(Written request):
Render the lines below as a Markdown table with the columns "Row" and "Line," numbering each row and leaving out blank lines and pictures.

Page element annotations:
==================================================
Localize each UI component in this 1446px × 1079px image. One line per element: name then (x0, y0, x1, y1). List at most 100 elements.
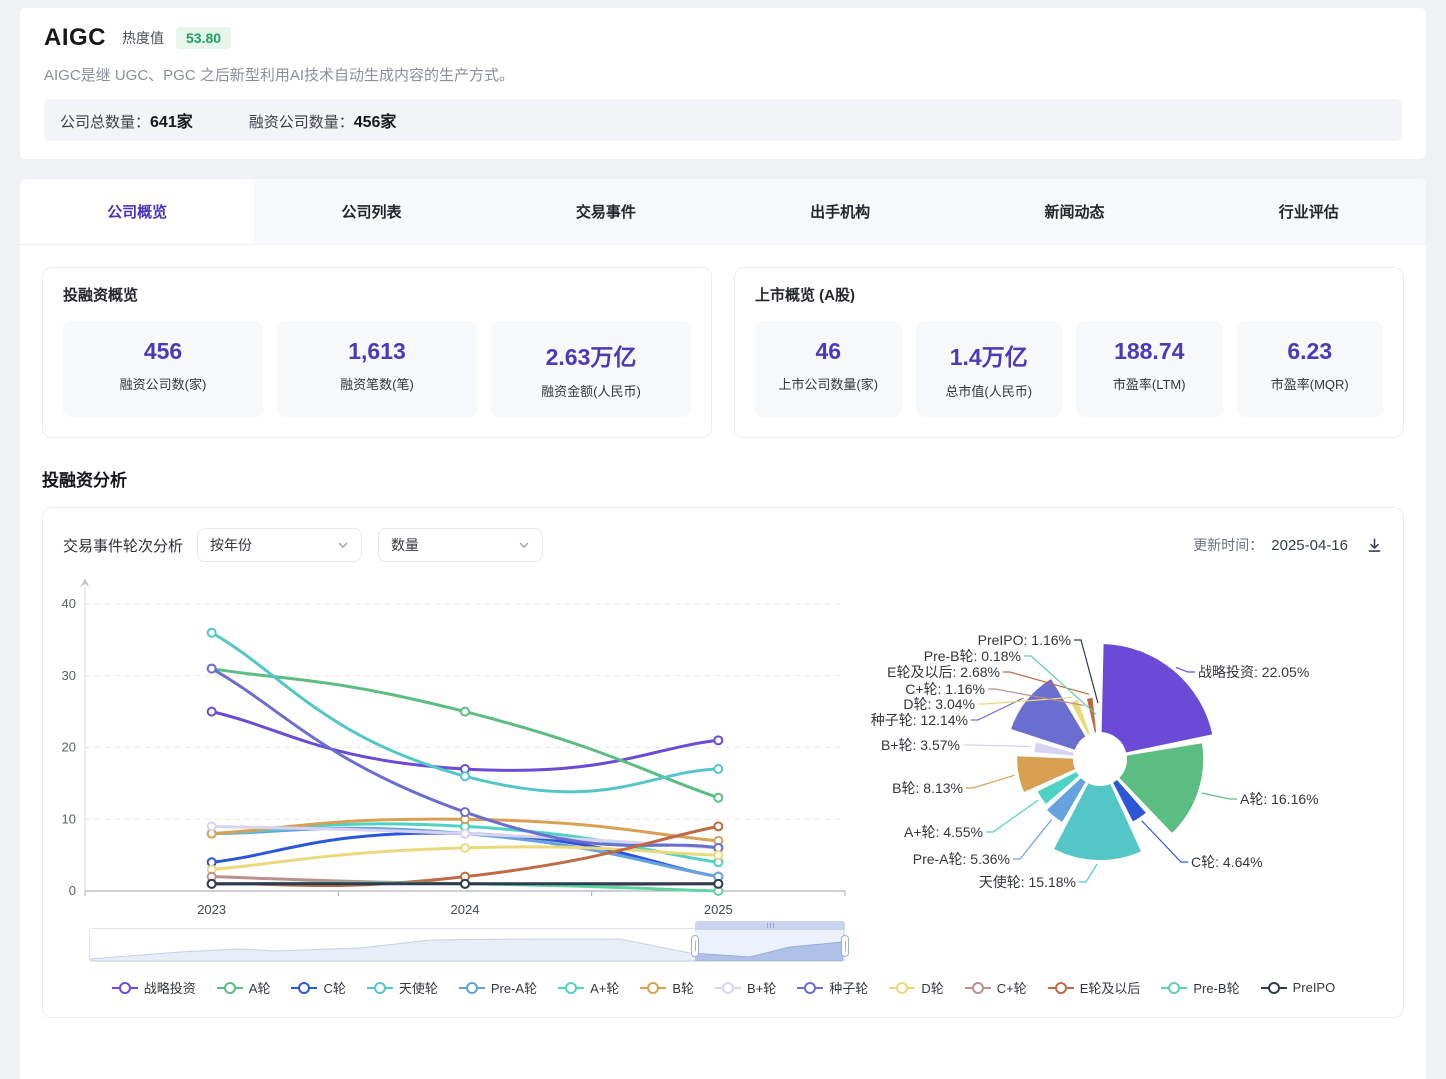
heat-label: 热度值 (122, 28, 164, 48)
legend-item-B+轮[interactable]: B+轮 (714, 978, 776, 997)
legend-item-B轮[interactable]: B轮 (639, 978, 694, 997)
data-point-marker (714, 822, 722, 830)
pie-label-PreIPO: PreIPO: 1.16% (978, 632, 1071, 648)
round-share-pie-chart: 战略投资: 22.05%A轮: 16.16%C轮: 4.64%天使轮: 15.1… (868, 619, 1383, 919)
pie-label-种子轮: 种子轮: 12.14% (871, 712, 968, 728)
y-tick-label: 30 (62, 668, 76, 683)
pie-label-A+轮: A+轮: 4.55% (904, 824, 983, 840)
stat-value: 6.23 (1243, 338, 1378, 365)
data-point-marker (714, 736, 722, 744)
legend-label: Pre-A轮 (491, 978, 537, 997)
datazoom-slider[interactable] (89, 928, 844, 962)
stat-label: 融资公司数(家) (69, 374, 257, 393)
pie-label-D轮: D轮: 3.04% (903, 696, 975, 712)
pie-label-B+轮: B+轮: 3.57% (881, 737, 960, 753)
datazoom-left-handle[interactable] (691, 935, 699, 957)
legend-item-种子轮[interactable]: 种子轮 (796, 978, 868, 997)
chart-legend: 战略投资 A轮 C轮 天使轮 Pre-A轮 A+轮 B轮 B+轮 种子轮 D轮 C+轮 E轮及以后 Pr… (63, 970, 1383, 1017)
datazoom-window[interactable] (695, 929, 845, 961)
datazoom-right-handle[interactable] (841, 935, 849, 957)
tab-5[interactable]: 新闻动态 (957, 179, 1191, 244)
pie-label-line (966, 775, 1015, 788)
listed-overview-panel: 上市概览 (A股) 46上市公司数量(家)1.4万亿总市值(人民币)188.74… (734, 267, 1404, 438)
download-button[interactable] (1366, 537, 1383, 554)
tab-4[interactable]: 出手机构 (723, 179, 957, 244)
stat-label: 总市值(人民币) (922, 381, 1057, 400)
heat-value-badge: 53.80 (176, 27, 231, 49)
data-point-marker (714, 794, 722, 802)
datazoom-move-handle[interactable] (695, 921, 845, 930)
line-series-PreIPO (208, 880, 723, 888)
pie-label-C轮: C轮: 4.64% (1191, 854, 1263, 870)
funded-company-stat: 融资公司数量：456家 (249, 108, 397, 132)
pie-label-战略投资: 战略投资: 22.05% (1198, 664, 1309, 680)
pie-label-line (986, 800, 1038, 832)
tab-6[interactable]: 行业评估 (1192, 179, 1426, 244)
legend-item-C+轮[interactable]: C+轮 (964, 978, 1027, 997)
legend-item-PreIPO[interactable]: PreIPO (1260, 980, 1336, 995)
legend-item-C轮[interactable]: C轮 (290, 978, 345, 997)
y-tick-label: 20 (62, 740, 76, 755)
legend-marker-icon (366, 981, 394, 995)
legend-marker-icon (888, 981, 916, 995)
legend-label: B+轮 (747, 978, 776, 997)
legend-marker-icon (714, 981, 742, 995)
y-tick-label: 10 (62, 811, 76, 826)
round-trend-line-chart: 010203040202320242025 (35, 574, 855, 922)
legend-label: E轮及以后 (1080, 978, 1141, 997)
legend-item-A+轮[interactable]: A+轮 (557, 978, 619, 997)
stat-label: 融资笔数(笔) (283, 374, 471, 393)
company-total-value: 641家 (150, 114, 193, 131)
metric-filter-value: 数量 (391, 535, 419, 555)
stat-tile: 2.63万亿融资金额(人民币) (491, 321, 691, 417)
stat-tile: 188.74市盈率(LTM) (1076, 321, 1223, 417)
stat-value: 188.74 (1082, 338, 1217, 365)
data-point-marker (714, 851, 722, 859)
legend-item-Pre-B轮[interactable]: Pre-B轮 (1160, 978, 1239, 997)
update-time-value: 2025-04-16 (1271, 537, 1348, 554)
tab-1[interactable]: 公司概览 (20, 179, 254, 244)
legend-item-D轮[interactable]: D轮 (888, 978, 943, 997)
listed-overview-tiles: 46上市公司数量(家)1.4万亿总市值(人民币)188.74市盈率(LTM)6.… (755, 321, 1383, 417)
stat-value: 2.63万亿 (497, 338, 685, 372)
legend-marker-icon (1260, 981, 1288, 995)
pie-label-A轮: A轮: 16.16% (1240, 791, 1319, 807)
metric-filter-select[interactable]: 数量 (378, 528, 543, 562)
data-point-marker (461, 808, 469, 816)
page-description: AIGC是继 UGC、PGC 之后新型利用AI技术自动生成内容的生产方式。 (44, 64, 1402, 85)
legend-marker-icon (557, 981, 585, 995)
listed-overview-title: 上市概览 (A股) (755, 284, 1383, 305)
company-stats-bar: 公司总数量：641家 融资公司数量：456家 (44, 99, 1402, 141)
round-analysis-panel: 交易事件轮次分析 按年份 数量 更新时间： 2025-04-16 (42, 507, 1404, 1018)
stat-value: 46 (761, 338, 896, 365)
tab-3[interactable]: 交易事件 (489, 179, 723, 244)
company-total-stat: 公司总数量：641家 (60, 108, 193, 132)
y-tick-label: 0 (69, 883, 76, 898)
data-point-marker (208, 880, 216, 888)
pie-slice-战略投资 (1101, 643, 1214, 754)
stat-tile: 6.23市盈率(MQR) (1237, 321, 1384, 417)
funding-overview-tiles: 456融资公司数(家)1,613融资笔数(笔)2.63万亿融资金额(人民币) (63, 321, 691, 417)
pie-label-B轮: B轮: 8.13% (892, 780, 963, 796)
legend-item-天使轮[interactable]: 天使轮 (366, 978, 438, 997)
x-tick-label: 2023 (197, 902, 226, 917)
stat-tile: 1,613 融资笔数(笔) (277, 321, 477, 417)
data-point-marker (208, 822, 216, 830)
chevron-down-icon (337, 539, 349, 551)
legend-item-Pre-A轮[interactable]: Pre-A轮 (458, 978, 537, 997)
legend-label: 天使轮 (399, 978, 438, 997)
legend-label: C轮 (323, 978, 345, 997)
legend-label: 战略投资 (144, 978, 196, 997)
stat-tile: 46上市公司数量(家) (755, 321, 902, 417)
pie-label-E轮及以后: E轮及以后: 2.68% (887, 664, 1000, 680)
header-card: AIGC 热度值 53.80 AIGC是继 UGC、PGC 之后新型利用AI技术… (20, 8, 1426, 159)
legend-item-战略投资[interactable]: 战略投资 (111, 978, 196, 997)
legend-label: B轮 (672, 978, 694, 997)
legend-item-E轮及以后[interactable]: E轮及以后 (1047, 978, 1141, 997)
legend-item-A轮[interactable]: A轮 (216, 978, 271, 997)
stat-value: 1,613 (283, 338, 471, 365)
x-tick-label: 2024 (451, 902, 480, 917)
year-filter-select[interactable]: 按年份 (197, 528, 362, 562)
tab-2[interactable]: 公司列表 (254, 179, 488, 244)
pie-label-line (1202, 793, 1237, 799)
==================================================
(In response):
| Row | Line |
|---|---|
| 1 | Localize each UI component in this 1446px × 1079px image. One line per element: name then (x0, y0, x1, y1). List at most 100 elements. |
| 2 | heat-label: 热度值 (122, 28, 164, 48) |
| 3 | legend-item-B+轮[interactable]: B+轮 (714, 978, 776, 997) |
| 4 | legend-item-B轮[interactable]: B轮 (639, 978, 694, 997) |
| 5 | data-point-marker (714, 822, 722, 830) |
| 6 | pie-label-PreIPO: PreIPO: 1.16% (978, 632, 1071, 648) |
| 7 | round-share-pie-chart: 战略投资: 22.05%A轮: 16.16%C轮: 4.64%天使轮: 15.1… (868, 619, 1383, 919) |
| 8 | pie-label-种子轮: 种子轮: 12.14% (871, 712, 968, 728) |
| 9 | y-tick-label: 30 (62, 668, 76, 683) |
| 10 | pie-label-A+轮: A+轮: 4.55% (904, 824, 983, 840) |
| 11 | stat-value: 6.23 (1243, 338, 1378, 365) |
| 12 | data-point-marker (714, 736, 722, 744) |
| 13 | legend-label: Pre-A轮 (491, 978, 537, 997) |
| 14 | datazoom-slider[interactable] (89, 928, 844, 962) |
| 15 | stat-label: 融资公司数(家) (69, 374, 257, 393) |
| 16 | pie-label-D轮: D轮: 3.04% (903, 696, 975, 712) |
| 17 | pie-label-B+轮: B+轮: 3.57% (881, 737, 960, 753) |
| 18 | datazoom-left-handle[interactable] (691, 935, 699, 957) |
| 19 | legend-item-种子轮[interactable]: 种子轮 (796, 978, 868, 997) |
| 20 | chart-legend: 战略投资 A轮 C轮 天使轮 Pre-A轮 A+轮 B轮 B+轮 种子轮 D轮 C+轮 E轮及以后 Pr… (63, 970, 1383, 1017) |
| 21 | datazoom-window[interactable] (695, 929, 845, 961) |
| 22 | datazoom-right-handle[interactable] (841, 935, 849, 957) |
| 23 | tab-5[interactable]: 新闻动态 (957, 179, 1191, 244) |
| 24 | pie-label-line (966, 775, 1015, 788) |
| 25 | listed-overview-panel: 上市概览 (A股) 46上市公司数量(家)1.4万亿总市值(人民币)188.74… (734, 267, 1404, 438) |
| 26 | download-button[interactable] (1366, 537, 1383, 554) |
| 27 | tab-4[interactable]: 出手机构 (723, 179, 957, 244) |
| 28 | stat-label: 总市值(人民币) (922, 381, 1057, 400) |
| 29 | heat-value-badge: 53.80 (176, 27, 231, 49) |
| 30 | data-point-marker (714, 794, 722, 802) |
| 31 | datazoom-move-handle[interactable] (695, 921, 845, 930) |
| 32 | line-series-PreIPO (208, 880, 723, 888) |
| 33 | pie-label-C轮: C轮: 4.64% (1191, 854, 1263, 870) |
| 34 | funded-company-stat: 融资公司数量：456家 (249, 108, 397, 132) |
| 35 | pie-label-战略投资: 战略投资: 22.05% (1198, 664, 1309, 680) |
| 36 | pie-label-line (986, 800, 1038, 832) |
| 37 | tab-6[interactable]: 行业评估 (1192, 179, 1426, 244) |
| 38 | legend-item-C+轮[interactable]: C+轮 (964, 978, 1027, 997) |
| 39 | legend-item-PreIPO[interactable]: PreIPO (1260, 980, 1336, 995) |
| 40 | legend-item-C轮[interactable]: C轮 (290, 978, 345, 997) |
| 41 | y-tick-label: 20 (62, 740, 76, 755) |
| 42 | legend-marker-icon (366, 981, 394, 995) |
| 43 | legend-marker-icon (888, 981, 916, 995) |
| 44 | legend-label: B+轮 (747, 978, 776, 997) |
| 45 | legend-marker-icon (714, 981, 742, 995) |
| 46 | y-tick-label: 10 (62, 811, 76, 826) |
| 47 | round-trend-line-chart: 010203040202320242025 (35, 574, 855, 922) |
| 48 | legend-label: E轮及以后 (1080, 978, 1141, 997) |
| 49 | legend-item-A+轮[interactable]: A+轮 (557, 978, 619, 997) |
| 50 | stat-label: 融资笔数(笔) (283, 374, 471, 393) |
| 51 | company-total-value: 641家 (150, 114, 193, 131) |
| 52 | metric-filter-value: 数量 (391, 535, 419, 555) |
| 53 | stat-tile: 2.63万亿融资金额(人民币) (491, 321, 691, 417) |
| 54 | stat-tile: 188.74市盈率(LTM) (1076, 321, 1223, 417) |
| 55 | stat-value: 188.74 (1082, 338, 1217, 365) |
| 56 | data-point-marker (714, 851, 722, 859) |
| 57 | legend-item-Pre-B轮[interactable]: Pre-B轮 (1160, 978, 1239, 997) |
| 58 | update-time-value: 2025-04-16 (1271, 537, 1348, 554) |
| 59 | tab-1[interactable]: 公司概览 (20, 179, 254, 244) |
| 60 | legend-item-D轮[interactable]: D轮 (888, 978, 943, 997) |
| 61 | listed-overview-tiles: 46上市公司数量(家)1.4万亿总市值(人民币)188.74市盈率(LTM)6.… (755, 321, 1383, 417) |
| 62 | stat-value: 2.63万亿 (497, 338, 685, 372) |
| 63 | legend-marker-icon (1260, 981, 1288, 995) |
| 64 | pie-label-A轮: A轮: 16.16% (1240, 791, 1319, 807) |
| 65 | metric-filter-select[interactable]: 数量 (378, 528, 543, 562) |
| 66 | data-point-marker (461, 808, 469, 816) |
| 67 | page-description: AIGC是继 UGC、PGC 之后新型利用AI技术自动生成内容的生产方式。 (44, 64, 1402, 85) |
| 68 | legend-marker-icon (557, 981, 585, 995) |
| 69 | listed-overview-title: 上市概览 (A股) (755, 284, 1383, 305) |
| 70 | company-stats-bar: 公司总数量：641家 融资公司数量：456家 (44, 99, 1402, 141) |
| 71 | round-analysis-panel: 交易事件轮次分析 按年份 数量 更新时间： 2025-04-16 (42, 507, 1404, 1018) |
| 72 | stat-value: 46 (761, 338, 896, 365) |
| 73 | tab-3[interactable]: 交易事件 (489, 179, 723, 244) |
| 74 | company-total-stat: 公司总数量：641家 (60, 108, 193, 132) |
| 75 | y-tick-label: 0 (69, 883, 76, 898) |
| 76 | data-point-marker (208, 880, 216, 888) |
| 77 | pie-slice-战略投资 (1101, 643, 1214, 754) |
| 78 | stat-tile: 6.23市盈率(MQR) (1237, 321, 1384, 417) |
| 79 | funding-overview-tiles: 456融资公司数(家)1,613融资笔数(笔)2.63万亿融资金额(人民币) (63, 321, 691, 417) |
| 80 | pie-label-B轮: B轮: 8.13% (892, 780, 963, 796) |
| 81 | legend-item-天使轮[interactable]: 天使轮 (366, 978, 438, 997) |
| 82 | x-tick-label: 2023 (197, 902, 226, 917) |
| 83 | stat-tile: 1,613 融资笔数(笔) (277, 321, 477, 417) |
| 84 | data-point-marker (208, 822, 216, 830) |
| 85 | chevron-down-icon (337, 539, 349, 551) |
| 86 | legend-item-Pre-A轮[interactable]: Pre-A轮 (458, 978, 537, 997) |
| 87 | legend-label: 天使轮 (399, 978, 438, 997) |
| 88 | legend-label: C轮 (323, 978, 345, 997) |
| 89 | legend-label: 战略投资 (144, 978, 196, 997) |
| 90 | stat-tile: 46上市公司数量(家) (755, 321, 902, 417) |
| 91 | pie-label-E轮及以后: E轮及以后: 2.68% (887, 664, 1000, 680) |
| 92 | header-card: AIGC 热度值 53.80 AIGC是继 UGC、PGC 之后新型利用AI技术… (20, 8, 1426, 159) |
| 93 | legend-item-战略投资[interactable]: 战略投资 (111, 978, 196, 997) |
| 94 | legend-label: B轮 (672, 978, 694, 997) |
| 95 | legend-item-E轮及以后[interactable]: E轮及以后 (1047, 978, 1141, 997) |
| 96 | legend-item-A轮[interactable]: A轮 (216, 978, 271, 997) |
| 97 | stat-value: 1,613 (283, 338, 471, 365) |
| 98 | x-tick-label: 2024 (451, 902, 480, 917) |
| 99 | year-filter-select[interactable]: 按年份 (197, 528, 362, 562) |
| 100 | tab-2[interactable]: 公司列表 (254, 179, 488, 244) |
| 101 | pie-label-line (1202, 793, 1237, 799) |